*** MATERIAL PROVIDED

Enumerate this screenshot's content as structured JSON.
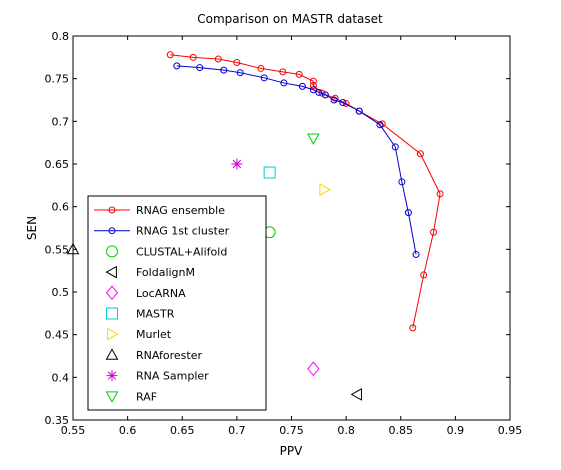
{
  "chart_data": {
    "type": "scatter",
    "title": "Comparison on MASTR dataset",
    "xlabel": "PPV",
    "ylabel": "SEN",
    "xlim": [
      0.55,
      0.95
    ],
    "ylim": [
      0.35,
      0.8
    ],
    "xticks": [
      0.55,
      0.6,
      0.65,
      0.7,
      0.75,
      0.8,
      0.85,
      0.9,
      0.95
    ],
    "yticks": [
      0.35,
      0.4,
      0.45,
      0.5,
      0.55,
      0.6,
      0.65,
      0.7,
      0.75,
      0.8
    ],
    "grid": false,
    "legend_position": "lower-left",
    "series": [
      {
        "name": "RNAG ensemble",
        "kind": "line",
        "marker": "circle",
        "color": "#ff0000",
        "x": [
          0.639,
          0.66,
          0.683,
          0.7,
          0.722,
          0.742,
          0.757,
          0.77,
          0.77,
          0.778,
          0.79,
          0.8,
          0.812,
          0.833,
          0.868,
          0.886,
          0.88,
          0.871,
          0.861
        ],
        "y": [
          0.778,
          0.775,
          0.773,
          0.769,
          0.762,
          0.758,
          0.755,
          0.747,
          0.742,
          0.733,
          0.727,
          0.721,
          0.712,
          0.697,
          0.662,
          0.615,
          0.57,
          0.52,
          0.458
        ]
      },
      {
        "name": "RNAG 1st cluster",
        "kind": "line",
        "marker": "circle",
        "color": "#0000cc",
        "x": [
          0.645,
          0.666,
          0.688,
          0.703,
          0.725,
          0.743,
          0.76,
          0.77,
          0.775,
          0.781,
          0.789,
          0.797,
          0.812,
          0.831,
          0.845,
          0.851,
          0.857,
          0.864
        ],
        "y": [
          0.765,
          0.763,
          0.76,
          0.757,
          0.751,
          0.745,
          0.741,
          0.737,
          0.734,
          0.731,
          0.725,
          0.722,
          0.712,
          0.696,
          0.67,
          0.629,
          0.593,
          0.544
        ]
      },
      {
        "name": "CLUSTAL+Alifold",
        "kind": "point",
        "marker": "circle",
        "color": "#00cc00",
        "x": [
          0.73
        ],
        "y": [
          0.57
        ]
      },
      {
        "name": "FoldalignM",
        "kind": "point",
        "marker": "triangle-left",
        "color": "#000000",
        "x": [
          0.81
        ],
        "y": [
          0.38
        ]
      },
      {
        "name": "LocARNA",
        "kind": "point",
        "marker": "diamond",
        "color": "#ff00ff",
        "x": [
          0.77
        ],
        "y": [
          0.41
        ]
      },
      {
        "name": "MASTR",
        "kind": "point",
        "marker": "square",
        "color": "#00cccc",
        "x": [
          0.73
        ],
        "y": [
          0.64
        ]
      },
      {
        "name": "Murlet",
        "kind": "point",
        "marker": "triangle-right",
        "color": "#ffd400",
        "x": [
          0.78
        ],
        "y": [
          0.62
        ]
      },
      {
        "name": "RNAforester",
        "kind": "point",
        "marker": "triangle-up",
        "color": "#000000",
        "x": [
          0.55
        ],
        "y": [
          0.55
        ]
      },
      {
        "name": "RNA Sampler",
        "kind": "point",
        "marker": "asterisk",
        "color": "#cc00cc",
        "x": [
          0.7
        ],
        "y": [
          0.65
        ]
      },
      {
        "name": "RAF",
        "kind": "point",
        "marker": "triangle-down",
        "color": "#00cc00",
        "x": [
          0.77
        ],
        "y": [
          0.68
        ]
      }
    ]
  }
}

******

- _WHAT YOU NEED TO DO_
Tally the lines in the records above that contain the word "triangle", and give only that number.

- _SOLUTION TO THE PROBLEM_
4